PROVIDED MATERIAL:
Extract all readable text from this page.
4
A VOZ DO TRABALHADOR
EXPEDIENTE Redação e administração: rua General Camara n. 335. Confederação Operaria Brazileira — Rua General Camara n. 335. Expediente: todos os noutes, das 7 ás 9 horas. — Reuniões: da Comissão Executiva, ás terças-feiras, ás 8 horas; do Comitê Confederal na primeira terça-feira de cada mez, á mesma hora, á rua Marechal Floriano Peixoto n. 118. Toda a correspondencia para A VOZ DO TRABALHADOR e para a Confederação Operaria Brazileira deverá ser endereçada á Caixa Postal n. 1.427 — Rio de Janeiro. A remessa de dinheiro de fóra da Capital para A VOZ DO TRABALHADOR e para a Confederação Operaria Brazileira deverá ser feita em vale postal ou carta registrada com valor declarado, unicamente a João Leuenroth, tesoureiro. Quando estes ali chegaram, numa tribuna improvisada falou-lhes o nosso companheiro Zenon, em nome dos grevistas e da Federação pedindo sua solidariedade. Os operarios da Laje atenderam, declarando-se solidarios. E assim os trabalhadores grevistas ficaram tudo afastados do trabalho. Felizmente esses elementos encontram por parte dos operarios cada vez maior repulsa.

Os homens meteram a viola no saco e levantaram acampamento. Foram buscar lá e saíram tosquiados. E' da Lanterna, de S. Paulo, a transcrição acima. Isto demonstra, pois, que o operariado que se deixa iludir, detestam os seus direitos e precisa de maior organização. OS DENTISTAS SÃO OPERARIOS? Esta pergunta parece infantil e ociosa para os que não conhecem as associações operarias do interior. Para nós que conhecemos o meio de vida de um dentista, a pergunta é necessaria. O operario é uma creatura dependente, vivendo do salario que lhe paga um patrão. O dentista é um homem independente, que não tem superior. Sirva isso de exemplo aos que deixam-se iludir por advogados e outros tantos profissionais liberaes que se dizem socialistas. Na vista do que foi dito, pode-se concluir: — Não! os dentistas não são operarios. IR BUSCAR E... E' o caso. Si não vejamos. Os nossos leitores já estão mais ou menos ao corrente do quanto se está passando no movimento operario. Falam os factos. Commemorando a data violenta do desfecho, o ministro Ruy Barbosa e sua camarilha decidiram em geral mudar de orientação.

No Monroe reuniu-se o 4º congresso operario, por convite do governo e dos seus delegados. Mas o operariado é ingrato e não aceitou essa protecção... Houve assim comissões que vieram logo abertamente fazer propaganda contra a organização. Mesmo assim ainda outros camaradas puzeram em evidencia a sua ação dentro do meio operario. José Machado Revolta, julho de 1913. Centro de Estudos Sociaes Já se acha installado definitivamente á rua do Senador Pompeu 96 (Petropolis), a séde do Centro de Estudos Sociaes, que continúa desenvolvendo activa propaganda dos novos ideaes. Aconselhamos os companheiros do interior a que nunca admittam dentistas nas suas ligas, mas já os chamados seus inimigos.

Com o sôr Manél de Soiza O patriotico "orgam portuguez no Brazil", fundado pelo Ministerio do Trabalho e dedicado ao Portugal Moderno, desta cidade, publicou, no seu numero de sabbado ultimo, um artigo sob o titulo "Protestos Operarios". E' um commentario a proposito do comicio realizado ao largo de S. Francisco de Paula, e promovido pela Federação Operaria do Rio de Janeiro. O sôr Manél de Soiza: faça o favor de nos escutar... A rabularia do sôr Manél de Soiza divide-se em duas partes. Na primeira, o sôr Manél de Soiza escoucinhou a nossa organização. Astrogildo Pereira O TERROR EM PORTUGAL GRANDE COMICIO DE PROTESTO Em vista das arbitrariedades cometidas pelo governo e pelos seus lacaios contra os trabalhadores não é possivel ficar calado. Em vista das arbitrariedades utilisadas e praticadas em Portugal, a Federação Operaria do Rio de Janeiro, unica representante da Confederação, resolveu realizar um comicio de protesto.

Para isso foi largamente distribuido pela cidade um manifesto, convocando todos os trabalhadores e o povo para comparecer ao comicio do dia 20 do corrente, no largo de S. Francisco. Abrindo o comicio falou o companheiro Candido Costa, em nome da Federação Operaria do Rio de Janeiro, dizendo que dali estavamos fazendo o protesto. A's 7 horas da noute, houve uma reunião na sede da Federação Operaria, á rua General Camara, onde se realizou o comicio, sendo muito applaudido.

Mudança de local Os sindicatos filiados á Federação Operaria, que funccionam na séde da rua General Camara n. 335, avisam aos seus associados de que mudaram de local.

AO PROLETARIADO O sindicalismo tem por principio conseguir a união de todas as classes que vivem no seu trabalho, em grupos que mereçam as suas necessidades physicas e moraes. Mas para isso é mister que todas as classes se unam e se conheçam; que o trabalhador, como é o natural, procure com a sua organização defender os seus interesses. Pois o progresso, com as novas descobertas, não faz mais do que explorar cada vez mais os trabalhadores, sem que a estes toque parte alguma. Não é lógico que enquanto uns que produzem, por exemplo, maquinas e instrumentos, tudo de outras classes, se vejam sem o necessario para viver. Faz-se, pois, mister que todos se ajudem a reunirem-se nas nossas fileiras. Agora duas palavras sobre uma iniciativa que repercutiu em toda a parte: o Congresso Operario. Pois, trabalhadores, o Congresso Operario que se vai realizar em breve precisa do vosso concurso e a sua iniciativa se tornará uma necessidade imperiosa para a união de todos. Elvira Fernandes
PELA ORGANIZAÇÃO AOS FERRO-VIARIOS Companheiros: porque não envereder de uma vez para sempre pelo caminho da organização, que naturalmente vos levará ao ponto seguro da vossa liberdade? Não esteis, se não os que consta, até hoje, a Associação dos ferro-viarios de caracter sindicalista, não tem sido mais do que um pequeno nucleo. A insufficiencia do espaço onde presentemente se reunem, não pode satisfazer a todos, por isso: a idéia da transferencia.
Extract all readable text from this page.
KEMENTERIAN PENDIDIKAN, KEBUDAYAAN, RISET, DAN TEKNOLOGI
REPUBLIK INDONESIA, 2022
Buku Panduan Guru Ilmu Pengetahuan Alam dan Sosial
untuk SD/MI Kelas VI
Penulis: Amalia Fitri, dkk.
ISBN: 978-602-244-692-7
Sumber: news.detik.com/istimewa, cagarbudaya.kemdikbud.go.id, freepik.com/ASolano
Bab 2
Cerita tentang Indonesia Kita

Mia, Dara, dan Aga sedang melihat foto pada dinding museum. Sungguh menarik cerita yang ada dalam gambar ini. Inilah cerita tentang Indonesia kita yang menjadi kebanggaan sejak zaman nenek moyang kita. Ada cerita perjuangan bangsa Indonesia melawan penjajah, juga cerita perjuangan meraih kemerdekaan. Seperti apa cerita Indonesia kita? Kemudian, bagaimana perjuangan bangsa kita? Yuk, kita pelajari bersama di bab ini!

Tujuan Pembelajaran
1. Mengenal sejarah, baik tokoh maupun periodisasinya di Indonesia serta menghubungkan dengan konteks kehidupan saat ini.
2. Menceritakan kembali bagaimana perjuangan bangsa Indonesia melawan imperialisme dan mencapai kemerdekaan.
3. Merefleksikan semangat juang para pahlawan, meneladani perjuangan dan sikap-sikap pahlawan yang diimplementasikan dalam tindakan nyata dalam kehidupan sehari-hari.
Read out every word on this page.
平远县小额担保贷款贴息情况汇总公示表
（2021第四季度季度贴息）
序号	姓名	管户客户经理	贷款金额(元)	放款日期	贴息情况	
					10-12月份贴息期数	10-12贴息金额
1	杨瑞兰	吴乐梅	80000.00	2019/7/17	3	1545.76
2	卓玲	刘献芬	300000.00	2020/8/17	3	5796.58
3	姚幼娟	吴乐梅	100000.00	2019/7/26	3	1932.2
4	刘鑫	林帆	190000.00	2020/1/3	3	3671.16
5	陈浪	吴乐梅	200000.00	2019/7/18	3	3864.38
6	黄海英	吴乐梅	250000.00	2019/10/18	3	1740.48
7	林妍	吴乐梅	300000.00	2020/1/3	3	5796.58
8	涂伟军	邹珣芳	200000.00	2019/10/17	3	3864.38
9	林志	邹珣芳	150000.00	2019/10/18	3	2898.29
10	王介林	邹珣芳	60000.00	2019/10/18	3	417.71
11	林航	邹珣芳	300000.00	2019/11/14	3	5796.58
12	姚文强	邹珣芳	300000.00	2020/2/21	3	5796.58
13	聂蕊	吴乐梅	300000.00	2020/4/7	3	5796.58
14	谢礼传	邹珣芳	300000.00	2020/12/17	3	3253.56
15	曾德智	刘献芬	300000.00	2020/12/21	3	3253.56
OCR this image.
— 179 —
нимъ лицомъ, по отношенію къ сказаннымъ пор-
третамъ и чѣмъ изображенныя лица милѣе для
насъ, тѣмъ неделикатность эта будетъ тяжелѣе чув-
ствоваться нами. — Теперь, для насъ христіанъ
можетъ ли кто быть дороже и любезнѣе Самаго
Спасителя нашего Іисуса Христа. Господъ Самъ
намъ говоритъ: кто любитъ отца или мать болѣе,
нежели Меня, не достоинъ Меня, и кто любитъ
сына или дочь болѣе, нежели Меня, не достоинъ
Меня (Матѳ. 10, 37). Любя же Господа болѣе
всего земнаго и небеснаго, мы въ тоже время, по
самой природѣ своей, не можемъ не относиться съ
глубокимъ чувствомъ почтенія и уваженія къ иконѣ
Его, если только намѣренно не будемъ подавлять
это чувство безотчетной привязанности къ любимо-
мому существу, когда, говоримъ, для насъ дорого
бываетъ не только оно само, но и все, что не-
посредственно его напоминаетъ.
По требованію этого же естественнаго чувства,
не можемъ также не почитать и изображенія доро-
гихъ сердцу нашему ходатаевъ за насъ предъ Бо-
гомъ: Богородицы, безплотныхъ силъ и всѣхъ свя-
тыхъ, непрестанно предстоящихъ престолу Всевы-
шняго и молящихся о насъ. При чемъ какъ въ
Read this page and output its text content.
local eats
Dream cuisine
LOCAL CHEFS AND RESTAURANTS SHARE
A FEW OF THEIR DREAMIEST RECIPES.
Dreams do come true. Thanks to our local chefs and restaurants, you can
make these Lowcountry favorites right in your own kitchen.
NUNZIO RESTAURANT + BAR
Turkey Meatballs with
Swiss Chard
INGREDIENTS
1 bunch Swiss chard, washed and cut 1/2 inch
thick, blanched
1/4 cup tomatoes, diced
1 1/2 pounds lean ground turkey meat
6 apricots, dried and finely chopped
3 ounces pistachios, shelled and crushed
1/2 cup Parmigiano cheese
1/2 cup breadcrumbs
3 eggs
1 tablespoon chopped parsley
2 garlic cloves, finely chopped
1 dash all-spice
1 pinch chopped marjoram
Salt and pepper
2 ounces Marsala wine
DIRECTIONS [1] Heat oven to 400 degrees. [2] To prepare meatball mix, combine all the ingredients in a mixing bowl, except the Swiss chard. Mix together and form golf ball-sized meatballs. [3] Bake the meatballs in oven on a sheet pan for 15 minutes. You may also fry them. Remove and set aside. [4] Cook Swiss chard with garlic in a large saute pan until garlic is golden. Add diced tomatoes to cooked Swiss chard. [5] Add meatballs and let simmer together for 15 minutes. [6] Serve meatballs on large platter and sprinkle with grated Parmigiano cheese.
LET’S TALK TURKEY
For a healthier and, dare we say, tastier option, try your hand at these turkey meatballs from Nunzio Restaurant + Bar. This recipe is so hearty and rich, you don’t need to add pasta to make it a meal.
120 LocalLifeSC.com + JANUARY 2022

EXERCISE:
In the lines above, find each one with "kemerdekaan" and list it.

RESULT OF THE TASK:
Mia, Dara, dan Aga sedang melihat foto pada dinding museum. Sungguh menarik cerita yang ada dalam gambar ini. Inilah cerita tentang Indonesia kita yang menjadi kebanggaan sejak zaman nenek moyang kita. Ada cerita perjuangan bangsa Indonesia melawan penjajah, juga cerita perjuangan meraih kemerdekaan. Seperti apa cerita Indonesia kita? Kemudian, bagaimana perjuangan bangsa kita? Yuk, kita pelajari bersama di bab ini!
2. Menceritakan kembali bagaimana perjuangan bangsa Indonesia melawan imperialisme dan mencapai kemerdekaan.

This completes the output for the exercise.